Repeat the entire listing exactly.

**RECORDS FOR THE EXERCISE**.

○ ○ ○ ○ ○

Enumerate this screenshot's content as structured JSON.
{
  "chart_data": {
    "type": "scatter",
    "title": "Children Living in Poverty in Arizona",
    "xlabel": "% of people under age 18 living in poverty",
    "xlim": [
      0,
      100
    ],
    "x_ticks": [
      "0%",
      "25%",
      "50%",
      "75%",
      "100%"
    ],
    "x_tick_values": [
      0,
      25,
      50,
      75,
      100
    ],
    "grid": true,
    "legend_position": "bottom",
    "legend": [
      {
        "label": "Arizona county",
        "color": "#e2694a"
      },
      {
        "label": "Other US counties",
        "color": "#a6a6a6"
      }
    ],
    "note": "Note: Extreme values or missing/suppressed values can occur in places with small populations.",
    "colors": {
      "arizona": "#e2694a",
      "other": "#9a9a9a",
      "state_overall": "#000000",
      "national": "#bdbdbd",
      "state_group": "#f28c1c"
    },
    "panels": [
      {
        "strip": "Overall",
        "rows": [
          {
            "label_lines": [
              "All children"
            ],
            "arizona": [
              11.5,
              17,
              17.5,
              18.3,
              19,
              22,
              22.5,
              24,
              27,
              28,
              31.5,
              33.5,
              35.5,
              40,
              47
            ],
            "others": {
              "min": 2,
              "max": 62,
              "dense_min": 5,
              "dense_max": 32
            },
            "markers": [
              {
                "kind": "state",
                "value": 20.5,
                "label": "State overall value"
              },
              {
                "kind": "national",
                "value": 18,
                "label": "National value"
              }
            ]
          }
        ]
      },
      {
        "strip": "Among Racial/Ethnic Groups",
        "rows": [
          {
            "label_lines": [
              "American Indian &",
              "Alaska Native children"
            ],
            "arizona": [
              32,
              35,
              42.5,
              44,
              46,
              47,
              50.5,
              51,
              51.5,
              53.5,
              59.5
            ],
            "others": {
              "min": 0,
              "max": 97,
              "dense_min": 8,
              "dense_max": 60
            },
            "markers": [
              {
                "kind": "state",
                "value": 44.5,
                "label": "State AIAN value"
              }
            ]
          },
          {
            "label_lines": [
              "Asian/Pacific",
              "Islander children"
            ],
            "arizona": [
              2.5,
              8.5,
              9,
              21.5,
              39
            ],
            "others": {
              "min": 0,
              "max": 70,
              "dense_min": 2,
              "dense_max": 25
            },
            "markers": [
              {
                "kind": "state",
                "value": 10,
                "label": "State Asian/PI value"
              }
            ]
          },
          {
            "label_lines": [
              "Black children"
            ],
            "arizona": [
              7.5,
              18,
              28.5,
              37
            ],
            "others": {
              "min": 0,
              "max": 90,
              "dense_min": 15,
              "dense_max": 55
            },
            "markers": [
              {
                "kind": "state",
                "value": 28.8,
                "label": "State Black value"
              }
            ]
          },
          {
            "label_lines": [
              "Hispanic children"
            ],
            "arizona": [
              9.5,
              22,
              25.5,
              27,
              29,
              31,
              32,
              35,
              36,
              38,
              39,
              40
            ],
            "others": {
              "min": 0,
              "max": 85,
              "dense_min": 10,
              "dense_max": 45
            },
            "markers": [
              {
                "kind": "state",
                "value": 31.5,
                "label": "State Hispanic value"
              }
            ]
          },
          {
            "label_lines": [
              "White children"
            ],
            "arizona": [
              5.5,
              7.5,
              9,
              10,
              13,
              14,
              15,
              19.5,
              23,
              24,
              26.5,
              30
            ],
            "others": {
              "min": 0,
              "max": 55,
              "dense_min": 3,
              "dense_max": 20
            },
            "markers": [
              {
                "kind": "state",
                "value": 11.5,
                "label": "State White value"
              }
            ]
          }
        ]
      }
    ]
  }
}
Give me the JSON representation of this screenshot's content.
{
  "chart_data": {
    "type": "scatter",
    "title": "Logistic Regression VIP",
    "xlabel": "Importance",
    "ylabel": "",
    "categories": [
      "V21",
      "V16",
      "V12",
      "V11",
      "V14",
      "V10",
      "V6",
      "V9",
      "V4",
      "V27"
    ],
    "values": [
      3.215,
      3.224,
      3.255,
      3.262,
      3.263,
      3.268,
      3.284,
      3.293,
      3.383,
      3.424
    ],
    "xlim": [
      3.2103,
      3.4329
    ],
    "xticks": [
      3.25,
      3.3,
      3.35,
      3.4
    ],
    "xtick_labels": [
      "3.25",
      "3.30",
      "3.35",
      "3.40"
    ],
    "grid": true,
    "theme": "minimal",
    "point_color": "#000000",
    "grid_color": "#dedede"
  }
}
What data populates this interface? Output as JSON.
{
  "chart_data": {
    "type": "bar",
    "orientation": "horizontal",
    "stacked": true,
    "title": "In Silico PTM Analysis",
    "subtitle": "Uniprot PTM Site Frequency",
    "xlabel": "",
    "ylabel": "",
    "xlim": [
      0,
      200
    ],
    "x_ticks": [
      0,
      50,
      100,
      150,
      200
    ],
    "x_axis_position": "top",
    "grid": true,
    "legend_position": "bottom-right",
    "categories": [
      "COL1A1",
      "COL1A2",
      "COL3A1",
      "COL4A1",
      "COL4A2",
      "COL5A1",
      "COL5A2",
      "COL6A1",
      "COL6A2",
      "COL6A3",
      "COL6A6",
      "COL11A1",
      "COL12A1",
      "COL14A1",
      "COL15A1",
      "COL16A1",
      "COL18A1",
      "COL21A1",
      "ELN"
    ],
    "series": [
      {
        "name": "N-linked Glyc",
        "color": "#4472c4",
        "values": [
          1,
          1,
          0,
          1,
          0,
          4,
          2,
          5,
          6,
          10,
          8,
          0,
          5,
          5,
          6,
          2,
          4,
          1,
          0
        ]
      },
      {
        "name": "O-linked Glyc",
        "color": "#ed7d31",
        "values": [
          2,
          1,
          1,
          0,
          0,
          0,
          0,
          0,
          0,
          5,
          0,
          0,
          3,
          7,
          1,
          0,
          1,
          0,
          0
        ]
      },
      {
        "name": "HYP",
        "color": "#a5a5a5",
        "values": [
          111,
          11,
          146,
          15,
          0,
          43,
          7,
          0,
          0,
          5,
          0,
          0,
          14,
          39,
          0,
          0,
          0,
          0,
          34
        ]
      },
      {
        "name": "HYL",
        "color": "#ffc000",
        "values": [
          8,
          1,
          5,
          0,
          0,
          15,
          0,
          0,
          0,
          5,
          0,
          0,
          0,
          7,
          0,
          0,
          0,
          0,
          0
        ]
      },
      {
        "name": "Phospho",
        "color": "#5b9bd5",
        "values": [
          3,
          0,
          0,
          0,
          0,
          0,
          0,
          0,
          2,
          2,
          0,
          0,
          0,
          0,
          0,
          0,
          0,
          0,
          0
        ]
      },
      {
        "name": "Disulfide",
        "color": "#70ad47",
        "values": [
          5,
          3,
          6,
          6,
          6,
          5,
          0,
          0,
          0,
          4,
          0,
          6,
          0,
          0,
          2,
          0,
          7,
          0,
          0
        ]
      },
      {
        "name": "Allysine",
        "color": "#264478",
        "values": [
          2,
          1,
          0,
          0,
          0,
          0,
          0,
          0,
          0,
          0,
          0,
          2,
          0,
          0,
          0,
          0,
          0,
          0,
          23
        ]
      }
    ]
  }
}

○ ○ ○ ○ ○

**SOLUTION FOR THIS PROBLEM**.
Enumerate this screenshot's content as structured JSON.
{
  "chart_data": {
    "type": "scatter",
    "title": "Children Living in Poverty in Arizona",
    "xlabel": "% of people under age 18 living in poverty",
    "xlim": [
      0,
      100
    ],
    "x_ticks": [
      "0%",
      "25%",
      "50%",
      "75%",
      "100%"
    ],
    "x_tick_values": [
      0,
      25,
      50,
      75,
      100
    ],
    "grid": true,
    "legend_position": "bottom",
    "legend": [
      {
        "label": "Arizona county",
        "color": "#e2694a"
      },
      {
        "label": "Other US counties",
        "color": "#a6a6a6"
      }
    ],
    "note": "Note: Extreme values or missing/suppressed values can occur in places with small populations.",
    "colors": {
      "arizona": "#e2694a",
      "other": "#9a9a9a",
      "state_overall": "#000000",
      "national": "#bdbdbd",
      "state_group": "#f28c1c"
    },
    "panels": [
      {
        "strip": "Overall",
        "rows": [
          {
            "label_lines": [
              "All children"
            ],
            "arizona": [
              11.5,
              17,
              17.5,
              18.3,
              19,
              22,
              22.5,
              24,
              27,
              28,
              31.5,
              33.5,
              35.5,
              40,
              47
            ],
            "others": {
              "min": 2,
              "max": 62,
              "dense_min": 5,
              "dense_max": 32
            },
            "markers": [
              {
                "kind": "state",
                "value": 20.5,
                "label": "State overall value"
              },
              {
                "kind": "national",
                "value": 18,
                "label": "National value"
              }
            ]
          }
        ]
      },
      {
        "strip": "Among Racial/Ethnic Groups",
        "rows": [
          {
            "label_lines": [
              "American Indian &",
              "Alaska Native children"
            ],
            "arizona": [
              32,
              35,
              42.5,
              44,
              46,
              47,
              50.5,
              51,
              51.5,
              53.5,
              59.5
            ],
            "others": {
              "min": 0,
              "max": 97,
              "dense_min": 8,
              "dense_max": 60
            },
            "markers": [
              {
                "kind": "state",
                "value": 44.5,
                "label": "State AIAN value"
              }
            ]
          },
          {
            "label_lines": [
              "Asian/Pacific",
              "Islander children"
            ],
            "arizona": [
              2.5,
              8.5,
              9,
              21.5,
              39
            ],
            "others": {
              "min": 0,
              "max": 70,
              "dense_min": 2,
              "dense_max": 25
            },
            "markers": [
              {
                "kind": "state",
                "value": 10,
                "label": "State Asian/PI value"
              }
            ]
          },
          {
            "label_lines": [
              "Black children"
            ],
            "arizona": [
              7.5,
              18,
              28.5,
              37
            ],
            "others": {
              "min": 0,
              "max": 90,
              "dense_min": 15,
              "dense_max": 55
            },
            "markers": [
              {
                "kind": "state",
                "value": 28.8,
                "label": "State Black value"
              }
            ]
          },
          {
            "label_lines": [
              "Hispanic children"
            ],
            "arizona": [
              9.5,
              22,
              25.5,
              27,
              29,
              31,
              32,
              35,
              36,
              38,
              39,
              40
            ],
            "others": {
              "min": 0,
              "max": 85,
              "dense_min": 10,
              "dense_max": 45
            },
            "markers": [
              {
                "kind": "state",
                "value": 31.5,
                "label": "State Hispanic value"
              }
            ]
          },
          {
            "label_lines": [
              "White children"
            ],
            "arizona": [
              5.5,
              7.5,
              9,
              10,
              13,
              14,
              15,
              19.5,
              23,
              24,
              26.5,
              30
            ],
            "others": {
              "min": 0,
              "max": 55,
              "dense_min": 3,
              "dense_max": 20
            },
            "markers": [
              {
                "kind": "state",
                "value": 11.5,
                "label": "State White value"
              }
            ]
          }
        ]
      }
    ]
  }
}
Give me the JSON representation of this screenshot's content.
{
  "chart_data": {
    "type": "scatter",
    "title": "Logistic Regression VIP",
    "xlabel": "Importance",
    "ylabel": "",
    "categories": [
      "V21",
      "V16",
      "V12",
      "V11",
      "V14",
      "V10",
      "V6",
      "V9",
      "V4",
      "V27"
    ],
    "values": [
      3.215,
      3.224,
      3.255,
      3.262,
      3.263,
      3.268,
      3.284,
      3.293,
      3.383,
      3.424
    ],
    "xlim": [
      3.2103,
      3.4329
    ],
    "xticks": [
      3.25,
      3.3,
      3.35,
      3.4
    ],
    "xtick_labels": [
      "3.25",
      "3.30",
      "3.35",
      "3.40"
    ],
    "grid": true,
    "theme": "minimal",
    "point_color": "#000000",
    "grid_color": "#dedede"
  }
}
What data populates this interface? Output as JSON.
{
  "chart_data": {
    "type": "bar",
    "orientation": "horizontal",
    "stacked": true,
    "title": "In Silico PTM Analysis",
    "subtitle": "Uniprot PTM Site Frequency",
    "xlabel": "",
    "ylabel": "",
    "xlim": [
      0,
      200
    ],
    "x_ticks": [
      0,
      50,
      100,
      150,
      200
    ],
    "x_axis_position": "top",
    "grid": true,
    "legend_position": "bottom-right",
    "categories": [
      "COL1A1",
      "COL1A2",
      "COL3A1",
      "COL4A1",
      "COL4A2",
      "COL5A1",
      "COL5A2",
      "COL6A1",
      "COL6A2",
      "COL6A3",
      "COL6A6",
      "COL11A1",
      "COL12A1",
      "COL14A1",
      "COL15A1",
      "COL16A1",
      "COL18A1",
      "COL21A1",
      "ELN"
    ],
    "series": [
      {
        "name": "N-linked Glyc",
        "color": "#4472c4",
        "values": [
          1,
          1,
          0,
          1,
          0,
          4,
          2,
          5,
          6,
          10,
          8,
          0,
          5,
          5,
          6,
          2,
          4,
          1,
          0
        ]
      },
      {
        "name": "O-linked Glyc",
        "color": "#ed7d31",
        "values": [
          2,
          1,
          1,
          0,
          0,
          0,
          0,
          0,
          0,
          5,
          0,
          0,
          3,
          7,
          1,
          0,
          1,
          0,
          0
        ]
      },
      {
        "name": "HYP",
        "color": "#a5a5a5",
        "values": [
          111,
          11,
          146,
          15,
          0,
          43,
          7,
          0,
          0,
          5,
          0,
          0,
          14,
          39,
          0,
          0,
          0,
          0,
          34
        ]
      },
      {
        "name": "HYL",
        "color": "#ffc000",
        "values": [
          8,
          1,
          5,
          0,
          0,
          15,
          0,
          0,
          0,
          5,
          0,
          0,
          0,
          7,
          0,
          0,
          0,
          0,
          0
        ]
      },
      {
        "name": "Phospho",
        "color": "#5b9bd5",
        "values": [
          3,
          0,
          0,
          0,
          0,
          0,
          0,
          0,
          2,
          2,
          0,
          0,
          0,
          0,
          0,
          0,
          0,
          0,
          0
        ]
      },
      {
        "name": "Disulfide",
        "color": "#70ad47",
        "values": [
          5,
          3,
          6,
          6,
          6,
          5,
          0,
          0,
          0,
          4,
          0,
          6,
          0,
          0,
          2,
          0,
          7,
          0,
          0
        ]
      },
      {
        "name": "Allysine",
        "color": "#264478",
        "values": [
          2,
          1,
          0,
          0,
          0,
          0,
          0,
          0,
          0,
          0,
          0,
          2,
          0,
          0,
          0,
          0,
          0,
          0,
          23
        ]
      }
    ]
  }
}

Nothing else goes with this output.